◆ Your task
Make an exact copy of the data below, leaving out every picture.

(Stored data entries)
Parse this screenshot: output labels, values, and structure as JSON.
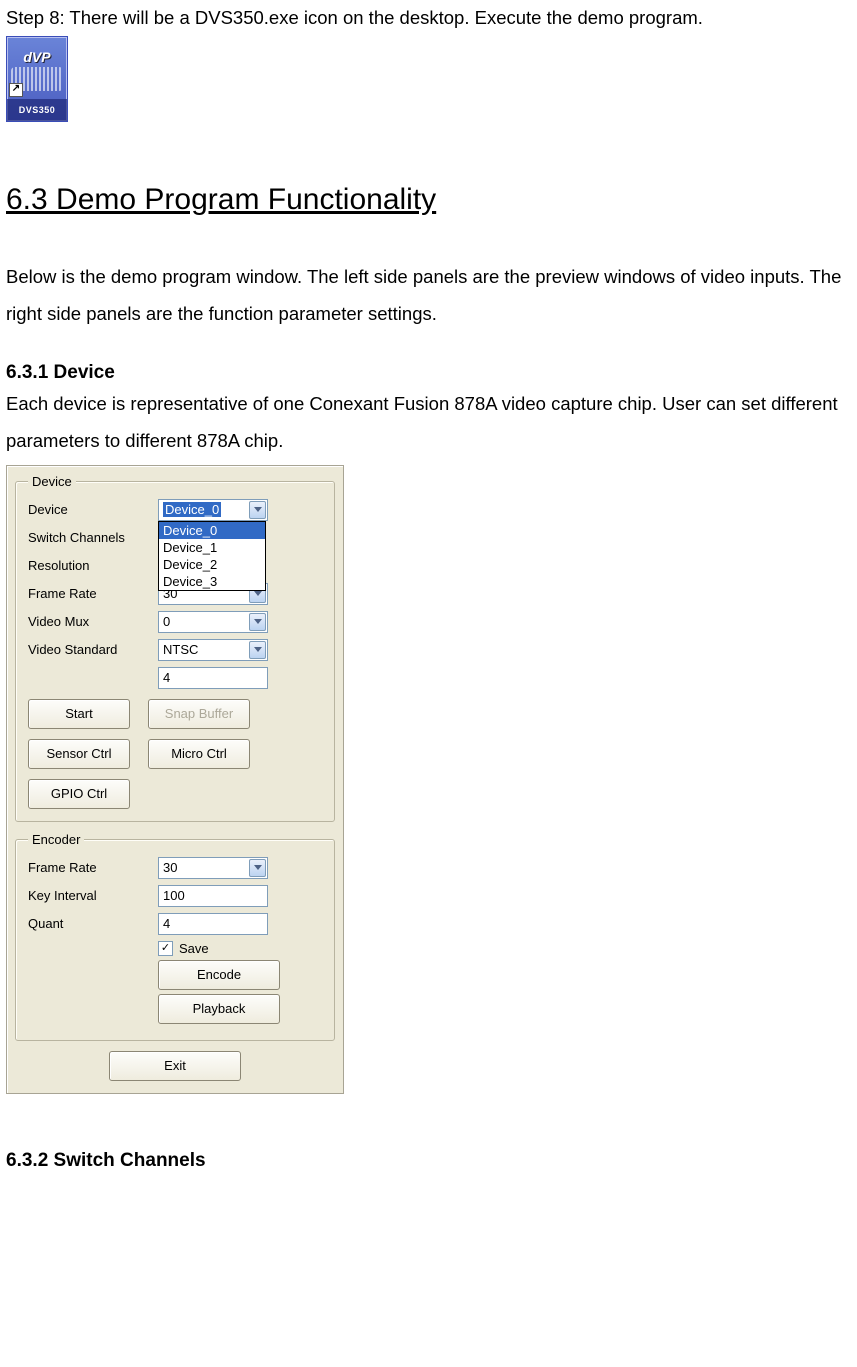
{
  "step8": "Step 8: There will be a DVS350.exe icon on the desktop. Execute the demo program.",
  "desktop_icon": {
    "app_letters": "dVP",
    "label": "DVS350",
    "shortcut_glyph": "↗"
  },
  "section_heading": "6.3 Demo Program Functionality",
  "intro_para": "Below is the demo program window. The left side panels are the preview windows of video inputs. The right side panels are the function parameter settings.",
  "sub_631_heading": "6.3.1 Device",
  "sub_631_text": "Each device is representative of one Conexant Fusion 878A video capture chip. User can set different parameters to different 878A chip.",
  "panel": {
    "device_group": {
      "legend": "Device",
      "labels": {
        "device": "Device",
        "switch_channels": "Switch Channels",
        "resolution": "Resolution",
        "frame_rate": "Frame Rate",
        "video_mux": "Video Mux",
        "video_standard": "Video Standard"
      },
      "device_selected": "Device_0",
      "device_options": [
        "Device_0",
        "Device_1",
        "Device_2",
        "Device_3"
      ],
      "switch_channels_value": "",
      "resolution_value": "",
      "frame_rate_value": "30",
      "video_mux_value": "0",
      "video_standard_value": "NTSC",
      "extra_text_value": "4",
      "buttons": {
        "start": "Start",
        "snap_buffer": "Snap Buffer",
        "sensor_ctrl": "Sensor Ctrl",
        "micro_ctrl": "Micro Ctrl",
        "gpio_ctrl": "GPIO Ctrl"
      }
    },
    "encoder_group": {
      "legend": "Encoder",
      "labels": {
        "frame_rate": "Frame Rate",
        "key_interval": "Key Interval",
        "quant": "Quant"
      },
      "frame_rate_value": "30",
      "key_interval_value": "100",
      "quant_value": "4",
      "save_checked": true,
      "save_label": "Save",
      "buttons": {
        "encode": "Encode",
        "playback": "Playback"
      }
    },
    "exit_button": "Exit"
  },
  "sub_632_heading": "6.3.2 Switch Channels"
}
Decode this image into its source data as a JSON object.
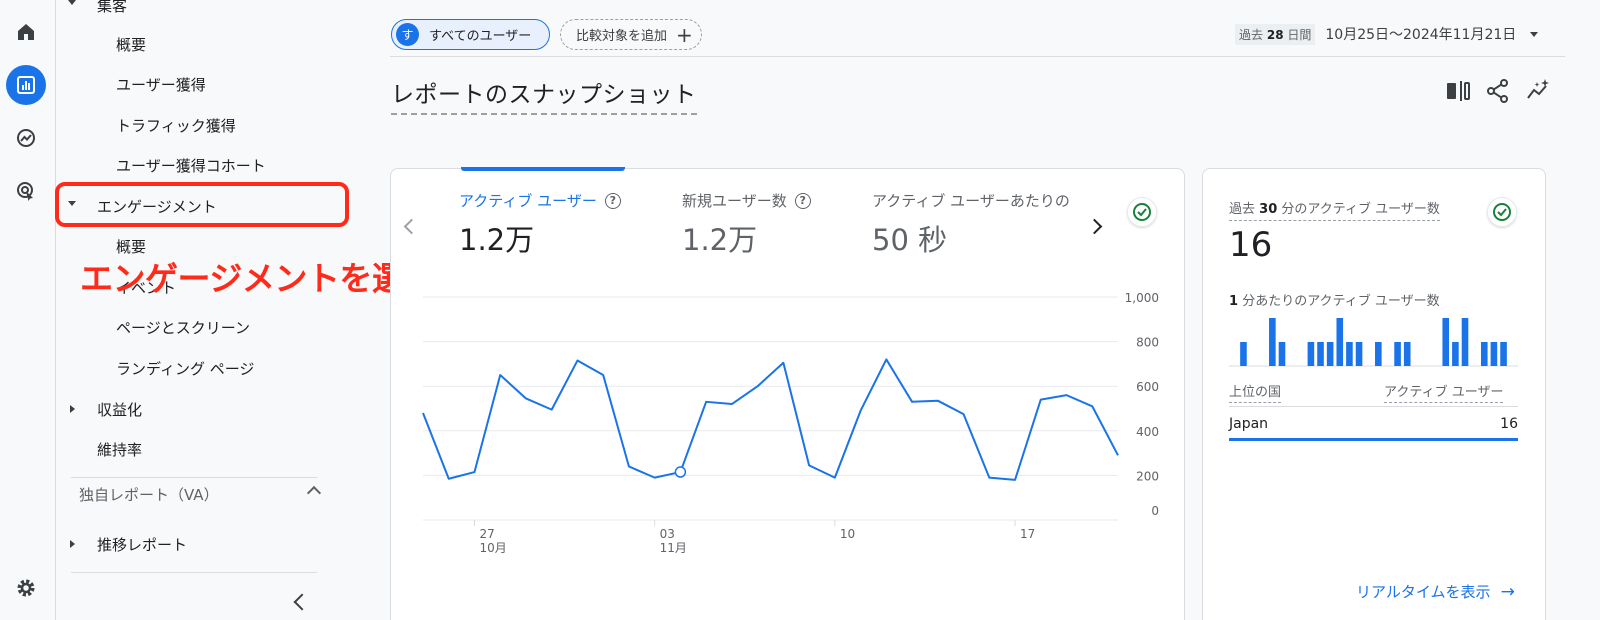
{
  "nav": {
    "section_acquisition": "集客",
    "acq_overview": "概要",
    "acq_user": "ユーザー獲得",
    "acq_traffic": "トラフィック獲得",
    "acq_cohort": "ユーザー獲得コホート",
    "engagement": "エンゲージメント",
    "eng_overview": "概要",
    "eng_events": "イベント",
    "eng_pages": "ページとスクリーン",
    "eng_landing": "ランディング ページ",
    "monetization": "収益化",
    "retention": "維持率",
    "custom_section": "独自レポート（VA）",
    "trend_report": "推移レポート"
  },
  "annotation": "エンゲージメントを選択",
  "topbar": {
    "segment_avatar": "す",
    "segment_label": "すべてのユーザー",
    "add_comparison": "比較対象を追加",
    "date_badge_prefix": "過去",
    "date_badge_num": "28",
    "date_badge_suffix": "日間",
    "date_range": "10月25日～2024年11月21日"
  },
  "page_title": "レポートのスナップショット",
  "metrics": [
    {
      "label": "アクティブ ユーザー",
      "value": "1.2万"
    },
    {
      "label": "新規ユーザー数",
      "value": "1.2万"
    },
    {
      "label": "アクティブ ユーザーあたりの",
      "value": "50 秒"
    }
  ],
  "chart_data": {
    "type": "line",
    "series": [
      {
        "values": [
          480,
          185,
          215,
          650,
          545,
          495,
          715,
          650,
          240,
          190,
          215,
          530,
          520,
          600,
          705,
          245,
          190,
          490,
          720,
          530,
          535,
          475,
          190,
          180,
          540,
          560,
          510,
          290
        ]
      }
    ],
    "x_tick_labels": [
      {
        "index": 2,
        "label": "27",
        "sub": "10月"
      },
      {
        "index": 9,
        "label": "03",
        "sub": "11月"
      },
      {
        "index": 16,
        "label": "10",
        "sub": ""
      },
      {
        "index": 23,
        "label": "17",
        "sub": ""
      }
    ],
    "y_ticks": [
      0,
      200,
      400,
      600,
      800,
      1000
    ],
    "y_tick_labels": [
      "0",
      "200",
      "400",
      "600",
      "800",
      "1,000"
    ],
    "ylim": [
      0,
      1000
    ],
    "highlight_index": 10,
    "color": "#1a73e8",
    "grid": true
  },
  "realtime": {
    "title_prefix": "過去",
    "title_num": "30",
    "title_suffix": "分のアクティブ ユーザー数",
    "value": "16",
    "sub_prefix": "1",
    "sub_suffix": "分あたりのアクティブ ユーザー数",
    "bars": [
      0,
      2,
      0,
      0,
      4,
      2,
      0,
      0,
      2,
      2,
      2,
      4,
      2,
      2,
      0,
      2,
      0,
      2,
      2,
      0,
      0,
      0,
      4,
      2,
      4,
      0,
      2,
      2,
      2,
      0
    ],
    "bar_max": 4,
    "col_country": "上位の国",
    "col_users": "アクティブ ユーザー",
    "rows": [
      {
        "country": "Japan",
        "users": "16"
      }
    ],
    "link": "リアルタイムを表示"
  },
  "colors": {
    "accent": "#1a73e8",
    "annotation": "#ff2a1a",
    "check": "#188038"
  }
}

◆ Exercise answer
Parse this screenshot: output labels, values, and structure as JSON.
{
  "step8": "Step 8: There will be a DVS350.exe icon on the desktop. Execute the demo program.",
  "desktop_icon": {
    "app_letters": "dVP",
    "label": "DVS350",
    "shortcut_glyph": "↗"
  },
  "section_heading": "6.3 Demo Program Functionality",
  "intro_para": "Below is the demo program window. The left side panels are the preview windows of video inputs. The right side panels are the function parameter settings.",
  "sub_631_heading": "6.3.1 Device",
  "sub_631_text": "Each device is representative of one Conexant Fusion 878A video capture chip. User can set different parameters to different 878A chip.",
  "panel": {
    "device_group": {
      "legend": "Device",
      "labels": {
        "device": "Device",
        "switch_channels": "Switch Channels",
        "resolution": "Resolution",
        "frame_rate": "Frame Rate",
        "video_mux": "Video Mux",
        "video_standard": "Video Standard"
      },
      "device_selected": "Device_0",
      "device_options": [
        "Device_0",
        "Device_1",
        "Device_2",
        "Device_3"
      ],
      "switch_channels_value": "",
      "resolution_value": "",
      "frame_rate_value": "30",
      "video_mux_value": "0",
      "video_standard_value": "NTSC",
      "extra_text_value": "4",
      "buttons": {
        "start": "Start",
        "snap_buffer": "Snap Buffer",
        "sensor_ctrl": "Sensor Ctrl",
        "micro_ctrl": "Micro Ctrl",
        "gpio_ctrl": "GPIO Ctrl"
      }
    },
    "encoder_group": {
      "legend": "Encoder",
      "labels": {
        "frame_rate": "Frame Rate",
        "key_interval": "Key Interval",
        "quant": "Quant"
      },
      "frame_rate_value": "30",
      "key_interval_value": "100",
      "quant_value": "4",
      "save_checked": true,
      "save_label": "Save",
      "buttons": {
        "encode": "Encode",
        "playback": "Playback"
      }
    },
    "exit_button": "Exit"
  },
  "sub_632_heading": "6.3.2 Switch Channels"
}
Decode this image into its source data as a JSON object.
{
  "nav": {
    "section_acquisition": "集客",
    "acq_overview": "概要",
    "acq_user": "ユーザー獲得",
    "acq_traffic": "トラフィック獲得",
    "acq_cohort": "ユーザー獲得コホート",
    "engagement": "エンゲージメント",
    "eng_overview": "概要",
    "eng_events": "イベント",
    "eng_pages": "ページとスクリーン",
    "eng_landing": "ランディング ページ",
    "monetization": "収益化",
    "retention": "維持率",
    "custom_section": "独自レポート（VA）",
    "trend_report": "推移レポート"
  },
  "annotation": "エンゲージメントを選択",
  "topbar": {
    "segment_avatar": "す",
    "segment_label": "すべてのユーザー",
    "add_comparison": "比較対象を追加",
    "date_badge_prefix": "過去",
    "date_badge_num": "28",
    "date_badge_suffix": "日間",
    "date_range": "10月25日～2024年11月21日"
  },
  "page_title": "レポートのスナップショット",
  "metrics": [
    {
      "label": "アクティブ ユーザー",
      "value": "1.2万"
    },
    {
      "label": "新規ユーザー数",
      "value": "1.2万"
    },
    {
      "label": "アクティブ ユーザーあたりの",
      "value": "50 秒"
    }
  ],
  "chart_data": {
    "type": "line",
    "series": [
      {
        "values": [
          480,
          185,
          215,
          650,
          545,
          495,
          715,
          650,
          240,
          190,
          215,
          530,
          520,
          600,
          705,
          245,
          190,
          490,
          720,
          530,
          535,
          475,
          190,
          180,
          540,
          560,
          510,
          290
        ]
      }
    ],
    "x_tick_labels": [
      {
        "index": 2,
        "label": "27",
        "sub": "10月"
      },
      {
        "index": 9,
        "label": "03",
        "sub": "11月"
      },
      {
        "index": 16,
        "label": "10",
        "sub": ""
      },
      {
        "index": 23,
        "label": "17",
        "sub": ""
      }
    ],
    "y_ticks": [
      0,
      200,
      400,
      600,
      800,
      1000
    ],
    "y_tick_labels": [
      "0",
      "200",
      "400",
      "600",
      "800",
      "1,000"
    ],
    "ylim": [
      0,
      1000
    ],
    "highlight_index": 10,
    "color": "#1a73e8",
    "grid": true
  },
  "realtime": {
    "title_prefix": "過去",
    "title_num": "30",
    "title_suffix": "分のアクティブ ユーザー数",
    "value": "16",
    "sub_prefix": "1",
    "sub_suffix": "分あたりのアクティブ ユーザー数",
    "bars": [
      0,
      2,
      0,
      0,
      4,
      2,
      0,
      0,
      2,
      2,
      2,
      4,
      2,
      2,
      0,
      2,
      0,
      2,
      2,
      0,
      0,
      0,
      4,
      2,
      4,
      0,
      2,
      2,
      2,
      0
    ],
    "bar_max": 4,
    "col_country": "上位の国",
    "col_users": "アクティブ ユーザー",
    "rows": [
      {
        "country": "Japan",
        "users": "16"
      }
    ],
    "link": "リアルタイムを表示"
  },
  "colors": {
    "accent": "#1a73e8",
    "annotation": "#ff2a1a",
    "check": "#188038"
  }
}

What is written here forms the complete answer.